PROVIDED DATA =>

+ + +

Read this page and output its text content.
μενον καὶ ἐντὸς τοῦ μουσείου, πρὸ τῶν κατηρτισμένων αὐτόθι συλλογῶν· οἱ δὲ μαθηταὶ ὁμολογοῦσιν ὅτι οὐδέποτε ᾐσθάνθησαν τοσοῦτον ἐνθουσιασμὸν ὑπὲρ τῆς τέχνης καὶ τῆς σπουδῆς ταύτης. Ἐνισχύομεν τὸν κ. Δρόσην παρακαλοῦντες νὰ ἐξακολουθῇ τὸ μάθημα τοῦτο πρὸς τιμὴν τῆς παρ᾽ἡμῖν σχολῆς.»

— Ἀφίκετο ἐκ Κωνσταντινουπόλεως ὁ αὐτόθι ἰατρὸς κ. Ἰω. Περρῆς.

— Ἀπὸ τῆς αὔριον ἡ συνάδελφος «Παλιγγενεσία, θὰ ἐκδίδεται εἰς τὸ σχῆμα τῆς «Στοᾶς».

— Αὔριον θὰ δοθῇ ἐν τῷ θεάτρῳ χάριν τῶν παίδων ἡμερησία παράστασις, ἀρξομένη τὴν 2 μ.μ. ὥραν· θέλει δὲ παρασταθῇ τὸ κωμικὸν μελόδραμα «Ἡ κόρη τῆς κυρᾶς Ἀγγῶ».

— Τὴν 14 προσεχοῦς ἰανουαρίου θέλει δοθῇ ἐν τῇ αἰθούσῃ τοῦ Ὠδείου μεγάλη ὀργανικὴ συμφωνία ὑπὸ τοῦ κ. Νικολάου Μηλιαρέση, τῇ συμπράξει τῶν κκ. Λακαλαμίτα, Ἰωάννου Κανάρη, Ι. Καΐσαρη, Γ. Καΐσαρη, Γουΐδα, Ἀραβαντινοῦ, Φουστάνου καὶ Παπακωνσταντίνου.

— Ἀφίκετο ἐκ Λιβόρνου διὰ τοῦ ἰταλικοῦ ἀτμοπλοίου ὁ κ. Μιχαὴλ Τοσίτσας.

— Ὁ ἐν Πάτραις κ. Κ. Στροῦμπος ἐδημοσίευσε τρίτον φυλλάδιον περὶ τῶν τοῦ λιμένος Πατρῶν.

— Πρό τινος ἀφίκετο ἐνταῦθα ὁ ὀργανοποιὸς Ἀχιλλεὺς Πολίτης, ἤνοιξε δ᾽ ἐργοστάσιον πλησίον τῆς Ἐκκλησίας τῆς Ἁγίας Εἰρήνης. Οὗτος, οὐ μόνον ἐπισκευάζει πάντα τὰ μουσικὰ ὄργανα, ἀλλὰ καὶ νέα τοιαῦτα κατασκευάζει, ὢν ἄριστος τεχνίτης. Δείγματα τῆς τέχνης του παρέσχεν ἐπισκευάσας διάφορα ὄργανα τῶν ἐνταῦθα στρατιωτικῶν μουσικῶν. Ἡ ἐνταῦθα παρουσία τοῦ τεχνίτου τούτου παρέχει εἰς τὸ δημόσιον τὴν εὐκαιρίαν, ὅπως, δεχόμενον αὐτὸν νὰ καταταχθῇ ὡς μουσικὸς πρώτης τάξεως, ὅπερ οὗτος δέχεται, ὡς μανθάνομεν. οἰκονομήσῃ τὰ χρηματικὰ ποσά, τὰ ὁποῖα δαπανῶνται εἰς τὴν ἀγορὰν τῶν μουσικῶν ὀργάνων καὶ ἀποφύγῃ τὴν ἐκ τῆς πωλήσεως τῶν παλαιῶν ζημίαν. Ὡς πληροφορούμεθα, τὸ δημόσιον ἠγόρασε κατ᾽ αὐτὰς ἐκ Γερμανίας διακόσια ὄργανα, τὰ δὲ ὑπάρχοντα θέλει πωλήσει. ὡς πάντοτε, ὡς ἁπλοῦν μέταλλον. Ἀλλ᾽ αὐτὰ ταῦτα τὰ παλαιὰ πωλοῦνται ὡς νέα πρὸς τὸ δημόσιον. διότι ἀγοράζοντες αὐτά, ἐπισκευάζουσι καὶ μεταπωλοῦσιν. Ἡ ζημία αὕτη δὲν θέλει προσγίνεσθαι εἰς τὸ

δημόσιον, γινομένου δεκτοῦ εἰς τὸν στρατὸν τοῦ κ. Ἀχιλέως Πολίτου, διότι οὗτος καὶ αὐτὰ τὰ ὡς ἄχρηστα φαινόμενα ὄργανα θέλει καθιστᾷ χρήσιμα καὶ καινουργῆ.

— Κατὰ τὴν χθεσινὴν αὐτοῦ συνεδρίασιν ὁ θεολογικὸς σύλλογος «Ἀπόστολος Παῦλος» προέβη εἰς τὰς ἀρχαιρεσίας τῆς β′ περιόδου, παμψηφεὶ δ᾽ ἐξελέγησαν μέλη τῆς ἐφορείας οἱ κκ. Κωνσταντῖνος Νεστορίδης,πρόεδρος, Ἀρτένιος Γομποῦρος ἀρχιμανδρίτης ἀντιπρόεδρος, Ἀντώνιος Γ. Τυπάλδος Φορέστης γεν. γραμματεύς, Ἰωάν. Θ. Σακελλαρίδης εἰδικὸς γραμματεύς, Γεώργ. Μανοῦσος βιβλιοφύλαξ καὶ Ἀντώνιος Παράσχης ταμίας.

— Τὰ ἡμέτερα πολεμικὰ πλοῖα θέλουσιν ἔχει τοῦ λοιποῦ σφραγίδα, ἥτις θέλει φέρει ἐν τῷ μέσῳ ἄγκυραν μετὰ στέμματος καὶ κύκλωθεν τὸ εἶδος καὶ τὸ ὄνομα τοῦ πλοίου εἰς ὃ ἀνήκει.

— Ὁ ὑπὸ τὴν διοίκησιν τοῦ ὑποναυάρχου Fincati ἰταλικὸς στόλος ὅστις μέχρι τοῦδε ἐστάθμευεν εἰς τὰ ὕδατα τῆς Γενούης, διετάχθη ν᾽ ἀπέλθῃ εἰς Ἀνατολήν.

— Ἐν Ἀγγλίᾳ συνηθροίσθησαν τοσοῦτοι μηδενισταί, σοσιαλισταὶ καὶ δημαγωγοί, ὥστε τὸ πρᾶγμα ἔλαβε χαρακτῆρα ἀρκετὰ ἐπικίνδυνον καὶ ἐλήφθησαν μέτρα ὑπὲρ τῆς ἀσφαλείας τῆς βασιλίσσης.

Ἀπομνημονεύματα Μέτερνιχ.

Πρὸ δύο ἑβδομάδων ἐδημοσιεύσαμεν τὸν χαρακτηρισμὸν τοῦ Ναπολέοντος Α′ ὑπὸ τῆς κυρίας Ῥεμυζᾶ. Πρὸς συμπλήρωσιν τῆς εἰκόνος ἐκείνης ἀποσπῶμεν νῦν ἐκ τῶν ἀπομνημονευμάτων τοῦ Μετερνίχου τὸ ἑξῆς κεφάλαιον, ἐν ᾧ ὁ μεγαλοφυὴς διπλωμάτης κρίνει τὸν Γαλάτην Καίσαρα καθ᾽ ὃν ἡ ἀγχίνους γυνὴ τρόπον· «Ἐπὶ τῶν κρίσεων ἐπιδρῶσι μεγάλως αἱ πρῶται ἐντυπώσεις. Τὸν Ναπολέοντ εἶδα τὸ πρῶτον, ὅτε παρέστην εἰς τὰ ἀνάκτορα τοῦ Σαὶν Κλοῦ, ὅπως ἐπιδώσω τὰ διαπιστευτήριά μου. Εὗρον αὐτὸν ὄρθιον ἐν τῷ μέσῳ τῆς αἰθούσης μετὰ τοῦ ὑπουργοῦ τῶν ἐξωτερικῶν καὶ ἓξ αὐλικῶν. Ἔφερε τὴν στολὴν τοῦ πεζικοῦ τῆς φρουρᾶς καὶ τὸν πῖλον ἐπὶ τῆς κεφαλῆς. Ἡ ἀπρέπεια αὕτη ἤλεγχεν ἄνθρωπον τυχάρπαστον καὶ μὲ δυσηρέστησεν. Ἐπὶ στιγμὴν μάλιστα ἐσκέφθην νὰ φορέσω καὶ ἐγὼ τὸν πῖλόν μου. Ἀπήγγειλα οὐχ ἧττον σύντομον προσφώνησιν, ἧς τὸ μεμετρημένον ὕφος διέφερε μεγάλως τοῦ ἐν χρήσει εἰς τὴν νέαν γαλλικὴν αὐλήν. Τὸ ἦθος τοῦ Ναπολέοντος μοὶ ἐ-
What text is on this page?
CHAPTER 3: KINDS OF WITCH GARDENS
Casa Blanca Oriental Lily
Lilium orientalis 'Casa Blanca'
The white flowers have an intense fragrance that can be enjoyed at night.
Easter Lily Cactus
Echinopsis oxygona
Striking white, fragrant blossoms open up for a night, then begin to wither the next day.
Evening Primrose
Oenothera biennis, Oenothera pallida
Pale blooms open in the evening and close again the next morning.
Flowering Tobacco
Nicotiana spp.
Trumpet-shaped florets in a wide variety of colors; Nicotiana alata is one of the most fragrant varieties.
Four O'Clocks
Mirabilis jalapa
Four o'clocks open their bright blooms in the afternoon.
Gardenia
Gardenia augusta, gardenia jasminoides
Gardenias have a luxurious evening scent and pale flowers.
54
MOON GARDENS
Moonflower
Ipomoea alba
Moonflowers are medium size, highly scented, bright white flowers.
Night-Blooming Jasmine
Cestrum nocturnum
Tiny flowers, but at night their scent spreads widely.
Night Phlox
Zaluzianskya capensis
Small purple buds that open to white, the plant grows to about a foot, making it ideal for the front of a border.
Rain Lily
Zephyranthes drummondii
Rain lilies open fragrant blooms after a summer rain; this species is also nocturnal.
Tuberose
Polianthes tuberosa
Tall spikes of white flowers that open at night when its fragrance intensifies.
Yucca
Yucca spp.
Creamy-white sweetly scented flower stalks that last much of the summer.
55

+ + +

REQUIREMENT => Filter the listing for the word "blooms" and copy every line that holds it.

THE REPLY =>
Pale blooms open in the evening and close again the next morning.
Four o'clocks open their bright blooms in the afternoon.
Rain lilies open fragrant blooms after a summer rain; this species is also nocturnal.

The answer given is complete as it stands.